Exercise directions » Using the material that follows, identify and copy each line with the string "para".

Supplied data »
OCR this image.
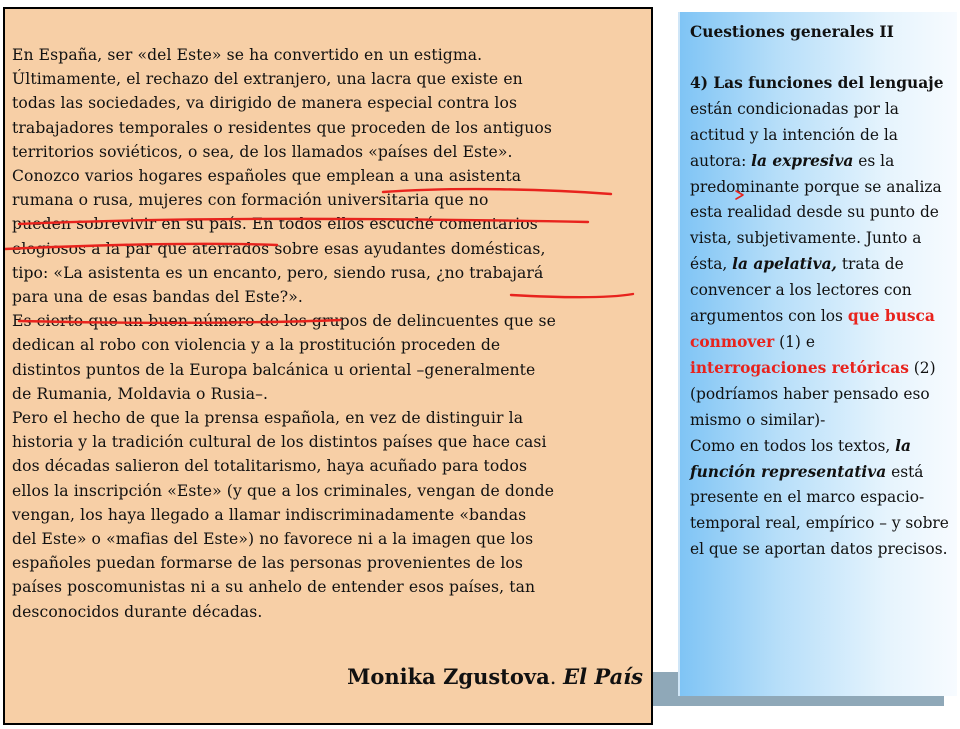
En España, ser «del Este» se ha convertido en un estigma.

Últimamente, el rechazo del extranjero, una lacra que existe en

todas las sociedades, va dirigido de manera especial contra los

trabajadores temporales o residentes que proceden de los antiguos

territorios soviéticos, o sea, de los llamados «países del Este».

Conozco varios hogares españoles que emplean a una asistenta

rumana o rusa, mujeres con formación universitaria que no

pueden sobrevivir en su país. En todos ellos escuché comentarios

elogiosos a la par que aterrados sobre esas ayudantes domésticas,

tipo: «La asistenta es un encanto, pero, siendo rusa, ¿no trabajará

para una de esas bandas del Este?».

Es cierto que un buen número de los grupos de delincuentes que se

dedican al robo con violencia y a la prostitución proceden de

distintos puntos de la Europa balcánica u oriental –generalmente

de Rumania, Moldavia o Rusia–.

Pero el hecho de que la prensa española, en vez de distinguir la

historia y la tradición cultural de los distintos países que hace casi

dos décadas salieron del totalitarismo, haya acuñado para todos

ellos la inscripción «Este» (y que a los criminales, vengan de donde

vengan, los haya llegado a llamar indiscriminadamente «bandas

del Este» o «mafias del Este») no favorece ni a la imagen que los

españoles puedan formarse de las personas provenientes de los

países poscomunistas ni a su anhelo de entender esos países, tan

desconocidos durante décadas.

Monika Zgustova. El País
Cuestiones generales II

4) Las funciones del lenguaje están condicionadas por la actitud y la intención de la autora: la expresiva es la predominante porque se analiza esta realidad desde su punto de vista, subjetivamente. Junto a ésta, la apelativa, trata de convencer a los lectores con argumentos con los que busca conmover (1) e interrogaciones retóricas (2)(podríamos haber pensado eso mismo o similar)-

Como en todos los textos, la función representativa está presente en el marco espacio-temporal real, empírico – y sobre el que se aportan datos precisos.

...

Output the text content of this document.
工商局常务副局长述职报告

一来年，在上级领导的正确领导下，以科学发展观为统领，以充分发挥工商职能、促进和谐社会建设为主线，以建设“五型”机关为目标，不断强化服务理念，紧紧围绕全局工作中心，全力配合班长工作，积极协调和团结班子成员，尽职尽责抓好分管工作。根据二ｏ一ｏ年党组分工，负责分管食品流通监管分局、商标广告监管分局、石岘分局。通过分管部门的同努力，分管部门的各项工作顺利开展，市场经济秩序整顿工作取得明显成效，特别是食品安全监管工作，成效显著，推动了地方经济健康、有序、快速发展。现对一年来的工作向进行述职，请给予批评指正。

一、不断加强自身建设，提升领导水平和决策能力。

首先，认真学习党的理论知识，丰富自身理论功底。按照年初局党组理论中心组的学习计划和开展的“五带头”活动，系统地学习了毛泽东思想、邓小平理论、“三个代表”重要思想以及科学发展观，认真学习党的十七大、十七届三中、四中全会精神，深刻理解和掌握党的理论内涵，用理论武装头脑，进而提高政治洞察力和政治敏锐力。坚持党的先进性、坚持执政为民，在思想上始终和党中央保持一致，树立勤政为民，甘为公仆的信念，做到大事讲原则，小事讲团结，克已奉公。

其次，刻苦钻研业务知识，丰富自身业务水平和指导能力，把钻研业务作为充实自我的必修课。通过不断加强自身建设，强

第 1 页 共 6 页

Output »
para una de esas bandas del Este?».
dos décadas salieron del totalitarismo, haya acuñado para todos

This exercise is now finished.